MATERIAL PROVIDED -
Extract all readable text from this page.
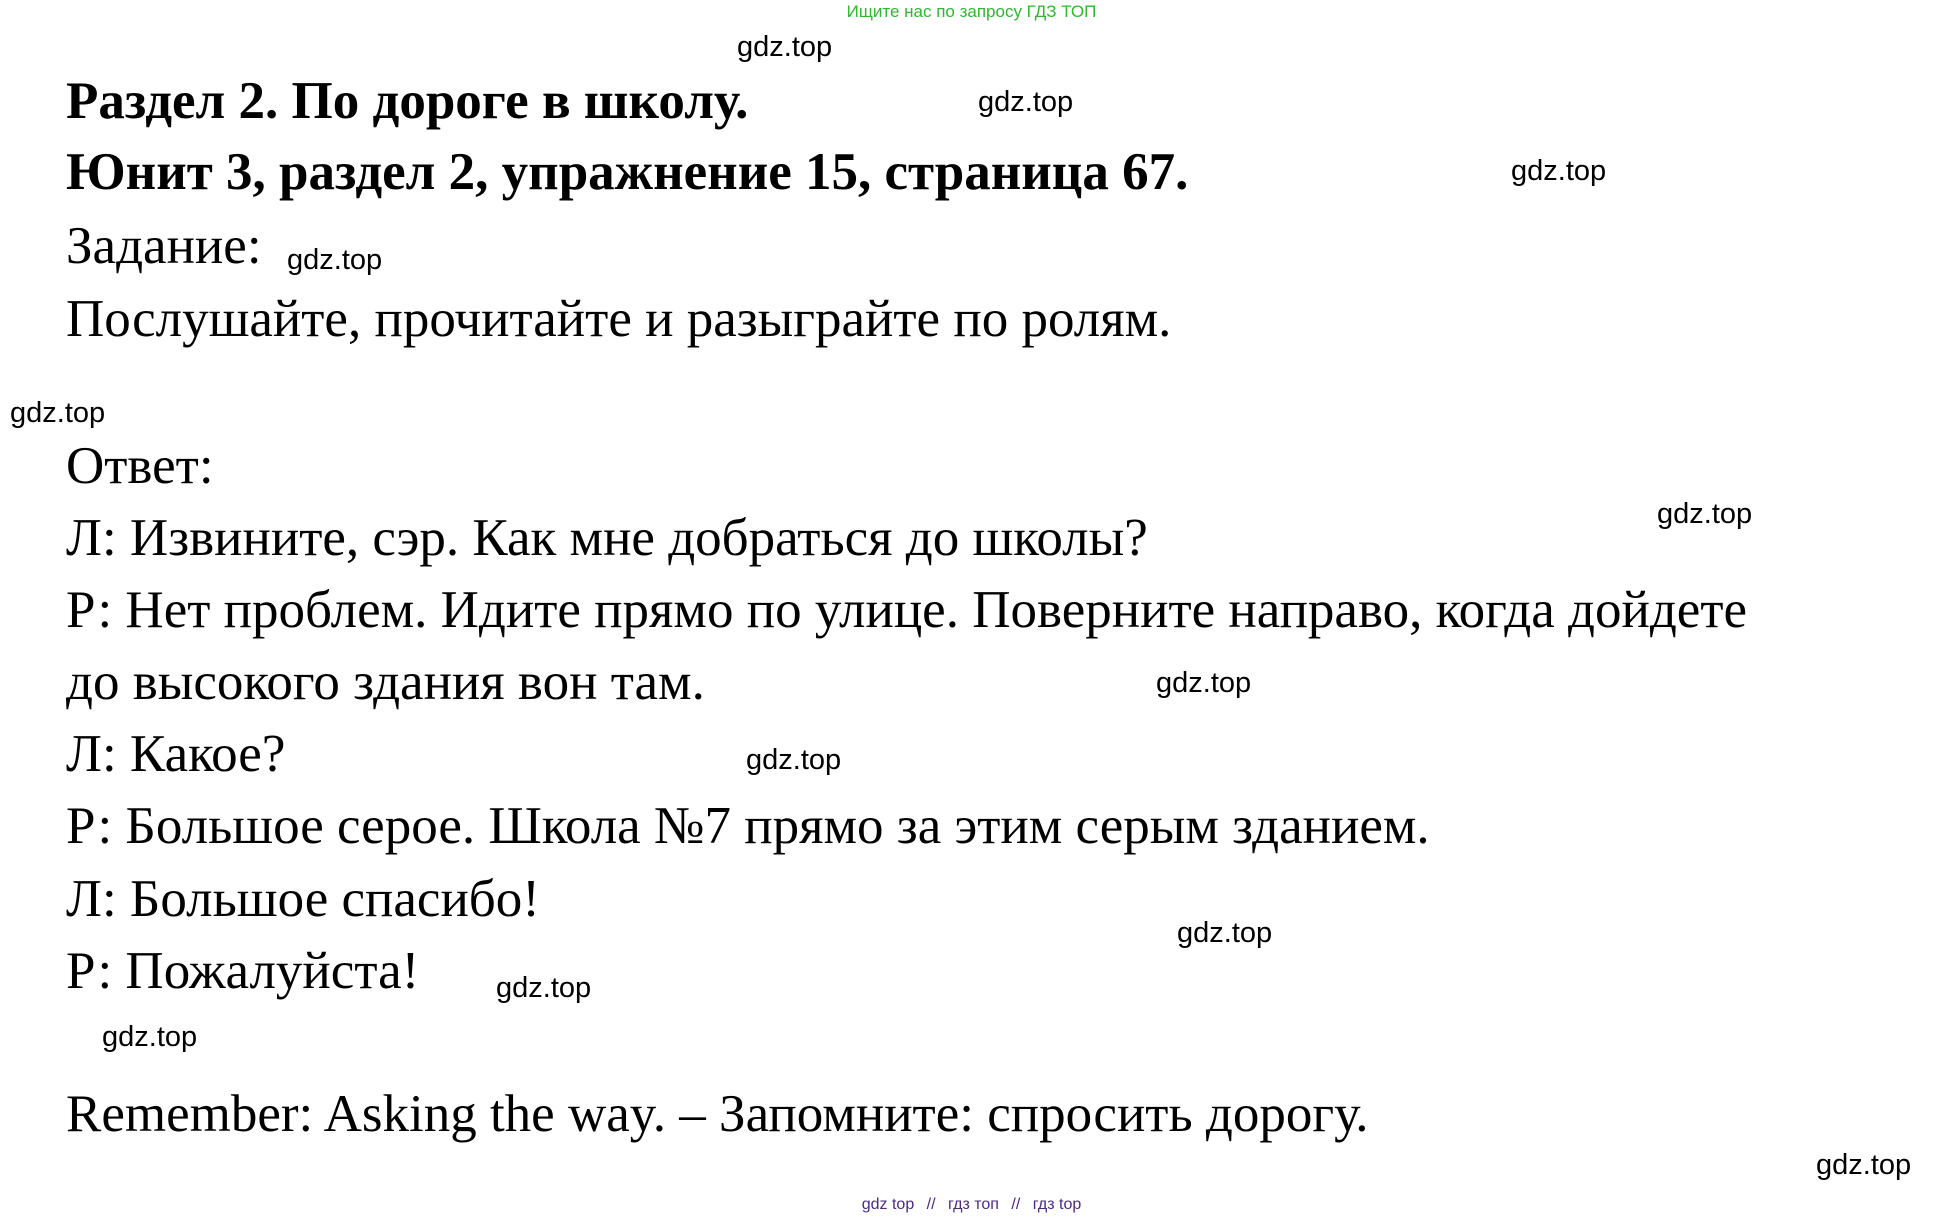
Ищите нас по запросу ГДЗ ТОП
gdz.top
gdz.top
gdz.top
gdz.top
gdz.top
gdz.top
gdz.top
gdz.top
gdz.top
gdz.top
gdz.top
gdz.top
Раздел 2. По дороге в школу.
Юнит 3, раздел 2, упражнение 15, страница 67.
Задание:
Послушайте, прочитайте и разыграйте по ролям.
Ответ:
Л: Извините, сэр. Как мне добраться до школы?
Р: Нет проблем. Идите прямо по улице. Поверните направо, когда дойдете
до высокого здания вон там.
Л: Какое?
Р: Большое серое. Школа №7 прямо за этим серым зданием.
Л: Большое спасибо!
Р: Пожалуйста!
Remember: Asking the way. – Запомните: спросить дорогу.
gdz top // гдз топ // гдз top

REQUIRED WORK -
Transcribe every record above exactly, leaving out the pictures.

RESPONSE -
Extract all readable text from this page.
Ищите нас по запросу ГДЗ ТОП
gdz.top
gdz.top
gdz.top
gdz.top
gdz.top
gdz.top
gdz.top
gdz.top
gdz.top
gdz.top
gdz.top
gdz.top
Раздел 2. По дороге в школу.
Юнит 3, раздел 2, упражнение 15, страница 67.
Задание:
Послушайте, прочитайте и разыграйте по ролям.
Ответ:
Л: Извините, сэр. Как мне добраться до школы?
Р: Нет проблем. Идите прямо по улице. Поверните направо, когда дойдете
до высокого здания вон там.
Л: Какое?
Р: Большое серое. Школа №7 прямо за этим серым зданием.
Л: Большое спасибо!
Р: Пожалуйста!
Remember: Asking the way. – Запомните: спросить дорогу.
gdz top // гдз топ // гдз top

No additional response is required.